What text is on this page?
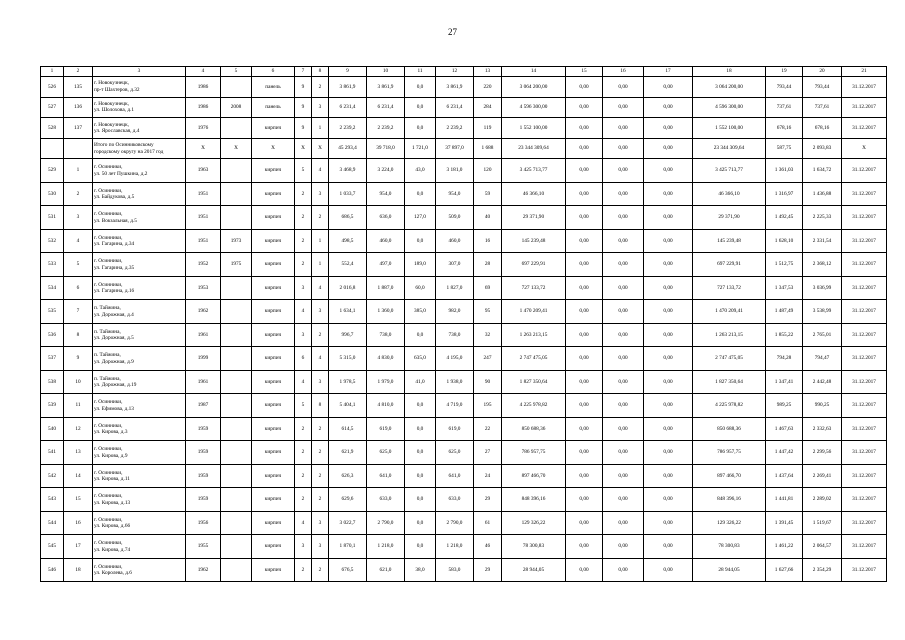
27
1	2	3	4	5	6	7	8	9	10	11	12	13	14	15	16	17	18	19	20	21
526	135	г. Новокузнецк,
пр-т Шахтеров, д.32	1986		панель	9	2	3 861,9	3 861,9	0,0	3 861,9	220	3 064 200,00	0,00	0,00	0,00	3 064 200,00	793,44	793,44	31.12.2017
527	136	г. Новокузнецк,
ул. Шолохова, д.1	1986	2008	панель	9	3	6 231,4	6 231,4	0,0	6 231,4	284	4 596 300,00	0,00	0,00	0,00	4 596 300,00	737,61	737,61	31.12.2017
528	137	г. Новокузнецк,
ул. Ярославская, д.4	1976		кирпич	9	1	2 239,2	2 239,2	0,0	2 239,2	119	1 552 100,00	0,00	0,00	0,00	1 552 100,00	678,16	678,16	31.12.2017

		Итого по Осинниковскому
городскому округу на 2017 год	X	X	X	X	X	45 293,4	39 718,0	1 721,0	37 897,0	1 688	23 344 309,64	0,00	0,00	0,00	23 344 309,64	587,75	2 093,83	X
529	1	г. Осинники,
ул. 50 лет Пушкина, д.2	1963		кирпич	5	4	3 468,9	3 224,0	43,0	3 181,0	120	3 425 713,77	0,00	0,00	0,00	3 425 713,77	1 361,03	1 634,72	31.12.2017
530	2	г. Осинники,
ул. Байдукова, д.5	1951		кирпич	2	3	1 033,7	954,0	0,0	954,0	59	46 366,10	0,00	0,00	0,00	46 366,10	1 316,97	1 436,88	31.12.2017
531	3	г. Осинники,
ул. Вокзальная, д.5	1951		кирпич	2	2	686,5	636,0	127,0	509,0	40	29 371,90	0,00	0,00	0,00	29 371,90	1 492,45	2 225,33	31.12.2017
532	4	г. Осинники,
ул. Гагарина, д.34	1951	1973	кирпич	2	1	498,5	460,0	0,0	460,0	16	145 239,48	0,00	0,00	0,00	145 239,48	1 628,10	2 331,54	31.12.2017
533	5	г. Осинники,
ул. Гагарина, д.35	1952	1975	кирпич	2	1	552,4	497,0	189,0	307,0	28	697 229,91	0,00	0,00	0,00	697 229,91	1 512,75	2 368,12	31.12.2017
534	6	г. Осинники,
ул. Гагарина, д.16	1953		кирпич	3	4	2 016,8	1 887,0	60,0	1 827,0	69	727 133,72	0,00	0,00	0,00	727 133,72	1 347,53	3 036,99	31.12.2017
535	7	п. Тайжина,
ул. Дорожная, д.4	1962		кирпич	4	3	1 634,1	1 360,0	385,0	982,0	95	1 470 209,41	0,00	0,00	0,00	1 470 209,41	1 487,49	3 538,99	31.12.2017
536	8	п. Тайжина,
ул. Дорожная, д.5	1961		кирпич	3	2	996,7	738,0	0,0	738,0	32	1 263 213,15	0,00	0,00	0,00	1 263 213,15	1 855,22	2 765,01	31.12.2017
537	9	п. Тайжина,
ул. Дорожная, д.9	1999		кирпич	6	4	5 315,0	4 830,0	635,0	4 195,0	247	2 747 475,05	0,00	0,00	0,00	2 747 475,05	794,28	794,47	31.12.2017
538	10	п. Тайжина,
ул. Дорожная, д.19	1961		кирпич	4	3	1 978,5	1 979,0	41,0	1 938,0	90	1 827 350,64	0,00	0,00	0,00	1 827 350,64	1 347,41	2 442,48	31.12.2017
539	11	г. Осинники,
ул. Ефимова, д.13	1987		кирпич	5	8	5 404,1	4 810,0	0,0	4 719,0	195	4 225 978,82	0,00	0,00	0,00	4 225 978,82	989,25	990,25	31.12.2017
540	12	г. Осинники,
ул. Кирова, д.3	1959		кирпич	2	2	614,5	619,0	0,0	619,0	22	850 688,36	0,00	0,00	0,00	850 688,36	1 467,63	2 332,63	31.12.2017
541	13	г. Осинники,
ул. Кирова, д.9	1959		кирпич	2	2	621,9	625,0	0,0	625,0	27	786 957,75	0,00	0,00	0,00	786 957,75	1 447,42	2 299,56	31.12.2017
542	14	г. Осинники,
ул. Кирова, д.11	1959		кирпич	2	2	626,3	641,0	0,0	641,0	24	897 466,70	0,00	0,00	0,00	897 466,70	1 437,64	2 269,41	31.12.2017
543	15	г. Осинники,
ул. Кирова, д.13	1959		кирпич	2	2	629,6	633,0	0,0	633,0	29	848 396,16	0,00	0,00	0,00	848 396,16	1 441,81	2 289,02	31.12.2017
544	16	г. Осинники,
ул. Кирова, д.66	1956		кирпич	4	3	3 022,7	2 790,0	0,0	2 790,0	61	129 326,22	0,00	0,00	0,00	129 326,22	1 391,45	1 519,67	31.12.2017
545	17	г. Осинники,
ул. Кирова, д.74	1955		кирпич	3	3	1 870,1	1 218,0	0,0	1 218,0	46	78 300,83	0,00	0,00	0,00	78 300,83	1 461,22	2 064,57	31.12.2017
546	18	г. Осинники,
ул. Королева, д.6	1962		кирпич	2	2	676,5	621,0	38,0	583,0	29	28 944,05	0,00	0,00	0,00	28 944,05	1 627,66	2 354,29	31.12.2017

[What needs to be done]: Repeat the data in full and exactly. Omit pictures.

[Answer to this task]:
What text is on this page?
27
1	2	3	4	5	6	7	8	9	10	11	12	13	14	15	16	17	18	19	20	21
526	135	г. Новокузнецк,
пр-т Шахтеров, д.32	1986		панель	9	2	3 861,9	3 861,9	0,0	3 861,9	220	3 064 200,00	0,00	0,00	0,00	3 064 200,00	793,44	793,44	31.12.2017
527	136	г. Новокузнецк,
ул. Шолохова, д.1	1986	2008	панель	9	3	6 231,4	6 231,4	0,0	6 231,4	284	4 596 300,00	0,00	0,00	0,00	4 596 300,00	737,61	737,61	31.12.2017
528	137	г. Новокузнецк,
ул. Ярославская, д.4	1976		кирпич	9	1	2 239,2	2 239,2	0,0	2 239,2	119	1 552 100,00	0,00	0,00	0,00	1 552 100,00	678,16	678,16	31.12.2017

		Итого по Осинниковскому
городскому округу на 2017 год	X	X	X	X	X	45 293,4	39 718,0	1 721,0	37 897,0	1 688	23 344 309,64	0,00	0,00	0,00	23 344 309,64	587,75	2 093,83	X
529	1	г. Осинники,
ул. 50 лет Пушкина, д.2	1963		кирпич	5	4	3 468,9	3 224,0	43,0	3 181,0	120	3 425 713,77	0,00	0,00	0,00	3 425 713,77	1 361,03	1 634,72	31.12.2017
530	2	г. Осинники,
ул. Байдукова, д.5	1951		кирпич	2	3	1 033,7	954,0	0,0	954,0	59	46 366,10	0,00	0,00	0,00	46 366,10	1 316,97	1 436,88	31.12.2017
531	3	г. Осинники,
ул. Вокзальная, д.5	1951		кирпич	2	2	686,5	636,0	127,0	509,0	40	29 371,90	0,00	0,00	0,00	29 371,90	1 492,45	2 225,33	31.12.2017
532	4	г. Осинники,
ул. Гагарина, д.34	1951	1973	кирпич	2	1	498,5	460,0	0,0	460,0	16	145 239,48	0,00	0,00	0,00	145 239,48	1 628,10	2 331,54	31.12.2017
533	5	г. Осинники,
ул. Гагарина, д.35	1952	1975	кирпич	2	1	552,4	497,0	189,0	307,0	28	697 229,91	0,00	0,00	0,00	697 229,91	1 512,75	2 368,12	31.12.2017
534	6	г. Осинники,
ул. Гагарина, д.16	1953		кирпич	3	4	2 016,8	1 887,0	60,0	1 827,0	69	727 133,72	0,00	0,00	0,00	727 133,72	1 347,53	3 036,99	31.12.2017
535	7	п. Тайжина,
ул. Дорожная, д.4	1962		кирпич	4	3	1 634,1	1 360,0	385,0	982,0	95	1 470 209,41	0,00	0,00	0,00	1 470 209,41	1 487,49	3 538,99	31.12.2017
536	8	п. Тайжина,
ул. Дорожная, д.5	1961		кирпич	3	2	996,7	738,0	0,0	738,0	32	1 263 213,15	0,00	0,00	0,00	1 263 213,15	1 855,22	2 765,01	31.12.2017
537	9	п. Тайжина,
ул. Дорожная, д.9	1999		кирпич	6	4	5 315,0	4 830,0	635,0	4 195,0	247	2 747 475,05	0,00	0,00	0,00	2 747 475,05	794,28	794,47	31.12.2017
538	10	п. Тайжина,
ул. Дорожная, д.19	1961		кирпич	4	3	1 978,5	1 979,0	41,0	1 938,0	90	1 827 350,64	0,00	0,00	0,00	1 827 350,64	1 347,41	2 442,48	31.12.2017
539	11	г. Осинники,
ул. Ефимова, д.13	1987		кирпич	5	8	5 404,1	4 810,0	0,0	4 719,0	195	4 225 978,82	0,00	0,00	0,00	4 225 978,82	989,25	990,25	31.12.2017
540	12	г. Осинники,
ул. Кирова, д.3	1959		кирпич	2	2	614,5	619,0	0,0	619,0	22	850 688,36	0,00	0,00	0,00	850 688,36	1 467,63	2 332,63	31.12.2017
541	13	г. Осинники,
ул. Кирова, д.9	1959		кирпич	2	2	621,9	625,0	0,0	625,0	27	786 957,75	0,00	0,00	0,00	786 957,75	1 447,42	2 299,56	31.12.2017
542	14	г. Осинники,
ул. Кирова, д.11	1959		кирпич	2	2	626,3	641,0	0,0	641,0	24	897 466,70	0,00	0,00	0,00	897 466,70	1 437,64	2 269,41	31.12.2017
543	15	г. Осинники,
ул. Кирова, д.13	1959		кирпич	2	2	629,6	633,0	0,0	633,0	29	848 396,16	0,00	0,00	0,00	848 396,16	1 441,81	2 289,02	31.12.2017
544	16	г. Осинники,
ул. Кирова, д.66	1956		кирпич	4	3	3 022,7	2 790,0	0,0	2 790,0	61	129 326,22	0,00	0,00	0,00	129 326,22	1 391,45	1 519,67	31.12.2017
545	17	г. Осинники,
ул. Кирова, д.74	1955		кирпич	3	3	1 870,1	1 218,0	0,0	1 218,0	46	78 300,83	0,00	0,00	0,00	78 300,83	1 461,22	2 064,57	31.12.2017
546	18	г. Осинники,
ул. Королева, д.6	1962		кирпич	2	2	676,5	621,0	38,0	583,0	29	28 944,05	0,00	0,00	0,00	28 944,05	1 627,66	2 354,29	31.12.2017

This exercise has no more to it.